### [REQUIRED WORK]
Write out every record below exactly as it appears.

[Items from a data source]
+++

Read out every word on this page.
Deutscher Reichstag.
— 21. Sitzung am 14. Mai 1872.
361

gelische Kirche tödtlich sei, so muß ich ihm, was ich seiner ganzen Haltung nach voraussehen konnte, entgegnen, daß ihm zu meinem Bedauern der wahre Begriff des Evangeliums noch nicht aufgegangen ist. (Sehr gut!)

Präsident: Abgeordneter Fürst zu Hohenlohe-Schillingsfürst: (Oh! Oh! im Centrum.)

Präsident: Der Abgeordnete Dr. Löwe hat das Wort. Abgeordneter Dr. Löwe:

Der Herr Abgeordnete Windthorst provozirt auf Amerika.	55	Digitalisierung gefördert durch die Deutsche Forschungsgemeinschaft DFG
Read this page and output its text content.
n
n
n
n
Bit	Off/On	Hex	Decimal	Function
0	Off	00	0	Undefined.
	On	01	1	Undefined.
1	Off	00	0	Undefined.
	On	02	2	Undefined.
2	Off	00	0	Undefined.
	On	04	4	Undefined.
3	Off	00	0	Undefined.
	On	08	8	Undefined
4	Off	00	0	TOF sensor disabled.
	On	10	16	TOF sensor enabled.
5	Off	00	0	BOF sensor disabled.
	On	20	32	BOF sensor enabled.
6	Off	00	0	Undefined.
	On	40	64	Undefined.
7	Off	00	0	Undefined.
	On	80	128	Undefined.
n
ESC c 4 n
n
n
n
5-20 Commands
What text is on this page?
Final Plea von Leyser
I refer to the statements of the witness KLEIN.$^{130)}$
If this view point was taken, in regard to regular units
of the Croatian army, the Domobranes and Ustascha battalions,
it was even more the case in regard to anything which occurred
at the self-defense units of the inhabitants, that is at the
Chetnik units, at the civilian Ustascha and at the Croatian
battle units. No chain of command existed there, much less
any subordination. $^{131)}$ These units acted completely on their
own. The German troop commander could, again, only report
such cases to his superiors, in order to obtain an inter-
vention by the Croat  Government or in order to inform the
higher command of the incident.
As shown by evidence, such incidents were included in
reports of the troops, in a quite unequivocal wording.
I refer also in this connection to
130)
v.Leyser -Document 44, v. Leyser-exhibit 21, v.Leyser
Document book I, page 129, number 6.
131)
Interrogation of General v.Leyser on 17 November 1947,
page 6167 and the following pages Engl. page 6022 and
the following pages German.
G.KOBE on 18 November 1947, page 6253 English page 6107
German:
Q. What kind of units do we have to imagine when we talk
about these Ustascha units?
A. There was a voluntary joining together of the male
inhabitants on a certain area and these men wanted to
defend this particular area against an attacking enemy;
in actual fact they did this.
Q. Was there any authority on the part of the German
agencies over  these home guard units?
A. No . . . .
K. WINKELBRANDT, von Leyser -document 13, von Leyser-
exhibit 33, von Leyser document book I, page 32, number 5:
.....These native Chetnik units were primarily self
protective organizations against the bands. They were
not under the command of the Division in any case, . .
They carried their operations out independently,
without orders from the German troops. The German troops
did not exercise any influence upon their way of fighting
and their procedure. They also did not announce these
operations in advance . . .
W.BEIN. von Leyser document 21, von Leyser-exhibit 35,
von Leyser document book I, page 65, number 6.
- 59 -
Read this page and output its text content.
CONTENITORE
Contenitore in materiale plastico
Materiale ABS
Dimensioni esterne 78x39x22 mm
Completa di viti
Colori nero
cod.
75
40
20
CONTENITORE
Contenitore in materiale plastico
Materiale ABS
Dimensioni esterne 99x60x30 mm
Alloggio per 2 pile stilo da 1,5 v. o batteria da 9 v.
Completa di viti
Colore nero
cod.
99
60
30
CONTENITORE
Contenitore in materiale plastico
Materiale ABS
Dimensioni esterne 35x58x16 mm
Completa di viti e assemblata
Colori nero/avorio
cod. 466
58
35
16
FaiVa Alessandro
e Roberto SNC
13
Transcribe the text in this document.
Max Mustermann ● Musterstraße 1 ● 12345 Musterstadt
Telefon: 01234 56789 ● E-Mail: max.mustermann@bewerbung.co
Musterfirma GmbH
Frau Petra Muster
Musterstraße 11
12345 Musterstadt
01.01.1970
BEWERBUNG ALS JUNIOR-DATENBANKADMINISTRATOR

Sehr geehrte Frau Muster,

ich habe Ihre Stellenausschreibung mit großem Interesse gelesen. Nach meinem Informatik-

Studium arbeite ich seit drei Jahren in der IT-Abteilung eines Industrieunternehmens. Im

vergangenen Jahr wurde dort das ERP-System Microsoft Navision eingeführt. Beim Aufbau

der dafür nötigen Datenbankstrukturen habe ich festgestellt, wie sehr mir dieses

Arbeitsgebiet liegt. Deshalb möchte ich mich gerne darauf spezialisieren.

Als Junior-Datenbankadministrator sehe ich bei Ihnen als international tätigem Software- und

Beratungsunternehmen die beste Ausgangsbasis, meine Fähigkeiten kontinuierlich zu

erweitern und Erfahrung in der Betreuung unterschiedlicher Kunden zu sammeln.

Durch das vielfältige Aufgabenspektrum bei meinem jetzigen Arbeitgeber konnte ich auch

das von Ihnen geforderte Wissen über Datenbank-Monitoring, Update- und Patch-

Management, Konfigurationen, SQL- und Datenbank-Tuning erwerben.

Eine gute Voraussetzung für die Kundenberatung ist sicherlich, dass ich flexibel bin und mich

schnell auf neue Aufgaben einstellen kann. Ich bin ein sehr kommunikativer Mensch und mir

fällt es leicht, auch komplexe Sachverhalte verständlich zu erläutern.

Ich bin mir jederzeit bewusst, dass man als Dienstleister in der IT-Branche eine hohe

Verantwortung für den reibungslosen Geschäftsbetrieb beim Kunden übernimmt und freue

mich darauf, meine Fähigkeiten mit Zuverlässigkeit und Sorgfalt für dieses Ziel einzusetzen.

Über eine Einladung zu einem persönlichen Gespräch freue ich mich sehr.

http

+++

### [THE COMPLETED TASK]
Read out every word on this page.
Deutscher Reichstag.
— 21. Sitzung am 14. Mai 1872.
361

gelische Kirche tödtlich sei, so muß ich ihm, was ich seiner ganzen Haltung nach voraussehen konnte, entgegnen, daß ihm zu meinem Bedauern der wahre Begriff des Evangeliums noch nicht aufgegangen ist. (Sehr gut!)

Präsident: Abgeordneter Fürst zu Hohenlohe-Schillingsfürst: (Oh! Oh! im Centrum.)

Präsident: Der Abgeordnete Dr. Löwe hat das Wort. Abgeordneter Dr. Löwe:

Der Herr Abgeordnete Windthorst provozirt auf Amerika.	55	Digitalisierung gefördert durch die Deutsche Forschungsgemeinschaft DFG
Read this page and output its text content.
n
n
n
n
Bit	Off/On	Hex	Decimal	Function
0	Off	00	0	Undefined.
	On	01	1	Undefined.
1	Off	00	0	Undefined.
	On	02	2	Undefined.
2	Off	00	0	Undefined.
	On	04	4	Undefined.
3	Off	00	0	Undefined.
	On	08	8	Undefined
4	Off	00	0	TOF sensor disabled.
	On	10	16	TOF sensor enabled.
5	Off	00	0	BOF sensor disabled.
	On	20	32	BOF sensor enabled.
6	Off	00	0	Undefined.
	On	40	64	Undefined.
7	Off	00	0	Undefined.
	On	80	128	Undefined.
n
ESC c 4 n
n
n
n
5-20 Commands
What text is on this page?
Final Plea von Leyser
I refer to the statements of the witness KLEIN.$^{130)}$
If this view point was taken, in regard to regular units
of the Croatian army, the Domobranes and Ustascha battalions,
it was even more the case in regard to anything which occurred
at the self-defense units of the inhabitants, that is at the
Chetnik units, at the civilian Ustascha and at the Croatian
battle units. No chain of command existed there, much less
any subordination. $^{131)}$ These units acted completely on their
own. The German troop commander could, again, only report
such cases to his superiors, in order to obtain an inter-
vention by the Croat  Government or in order to inform the
higher command of the incident.
As shown by evidence, such incidents were included in
reports of the troops, in a quite unequivocal wording.
I refer also in this connection to
130)
v.Leyser -Document 44, v. Leyser-exhibit 21, v.Leyser
Document book I, page 129, number 6.
131)
Interrogation of General v.Leyser on 17 November 1947,
page 6167 and the following pages Engl. page 6022 and
the following pages German.
G.KOBE on 18 November 1947, page 6253 English page 6107
German:
Q. What kind of units do we have to imagine when we talk
about these Ustascha units?
A. There was a voluntary joining together of the male
inhabitants on a certain area and these men wanted to
defend this particular area against an attacking enemy;
in actual fact they did this.
Q. Was there any authority on the part of the German
agencies over  these home guard units?
A. No . . . .
K. WINKELBRANDT, von Leyser -document 13, von Leyser-
exhibit 33, von Leyser document book I, page 32, number 5:
.....These native Chetnik units were primarily self
protective organizations against the bands. They were
not under the command of the Division in any case, . .
They carried their operations out independently,
without orders from the German troops. The German troops
did not exercise any influence upon their way of fighting
and their procedure. They also did not announce these
operations in advance . . .
W.BEIN. von Leyser document 21, von Leyser-exhibit 35,
von Leyser document book I, page 65, number 6.
- 59 -
Read this page and output its text content.
CONTENITORE
Contenitore in materiale plastico
Materiale ABS
Dimensioni esterne 78x39x22 mm
Completa di viti
Colori nero
cod.
75
40
20
CONTENITORE
Contenitore in materiale plastico
Materiale ABS
Dimensioni esterne 99x60x30 mm
Alloggio per 2 pile stilo da 1,5 v. o batteria da 9 v.
Completa di viti
Colore nero
cod.
99
60
30
CONTENITORE
Contenitore in materiale plastico
Materiale ABS
Dimensioni esterne 35x58x16 mm
Completa di viti e assemblata
Colori nero/avorio
cod. 466
58
35
16
FaiVa Alessandro
e Roberto SNC
13
Transcribe the text in this document.
Max Mustermann ● Musterstraße 1 ● 12345 Musterstadt
Telefon: 01234 56789 ● E-Mail: max.mustermann@bewerbung.co
Musterfirma GmbH
Frau Petra Muster
Musterstraße 11
12345 Musterstadt
01.01.1970
BEWERBUNG ALS JUNIOR-DATENBANKADMINISTRATOR

Sehr geehrte Frau Muster,

ich habe Ihre Stellenausschreibung mit großem Interesse gelesen. Nach meinem Informatik-

Studium arbeite ich seit drei Jahren in der IT-Abteilung eines Industrieunternehmens. Im

vergangenen Jahr wurde dort das ERP-System Microsoft Navision eingeführt. Beim Aufbau

der dafür nötigen Datenbankstrukturen habe ich festgestellt, wie sehr mir dieses

Arbeitsgebiet liegt. Deshalb möchte ich mich gerne darauf spezialisieren.

Als Junior-Datenbankadministrator sehe ich bei Ihnen als international tätigem Software- und

Beratungsunternehmen die beste Ausgangsbasis, meine Fähigkeiten kontinuierlich zu

erweitern und Erfahrung in der Betreuung unterschiedlicher Kunden zu sammeln.

Durch das vielfältige Aufgabenspektrum bei meinem jetzigen Arbeitgeber konnte ich auch

das von Ihnen geforderte Wissen über Datenbank-Monitoring, Update- und Patch-

Management, Konfigurationen, SQL- und Datenbank-Tuning erwerben.

Eine gute Voraussetzung für die Kundenberatung ist sicherlich, dass ich flexibel bin und mich

schnell auf neue Aufgaben einstellen kann. Ich bin ein sehr kommunikativer Mensch und mir

fällt es leicht, auch komplexe Sachverhalte verständlich zu erläutern.

Ich bin mir jederzeit bewusst, dass man als Dienstleister in der IT-Branche eine hohe

Verantwortung für den reibungslosen Geschäftsbetrieb beim Kunden übernimmt und freue

mich darauf, meine Fähigkeiten mit Zuverlässigkeit und Sorgfalt für dieses Ziel einzusetzen.

Über eine Einladung zu einem persönlichen Gespräch freue ich mich sehr.

http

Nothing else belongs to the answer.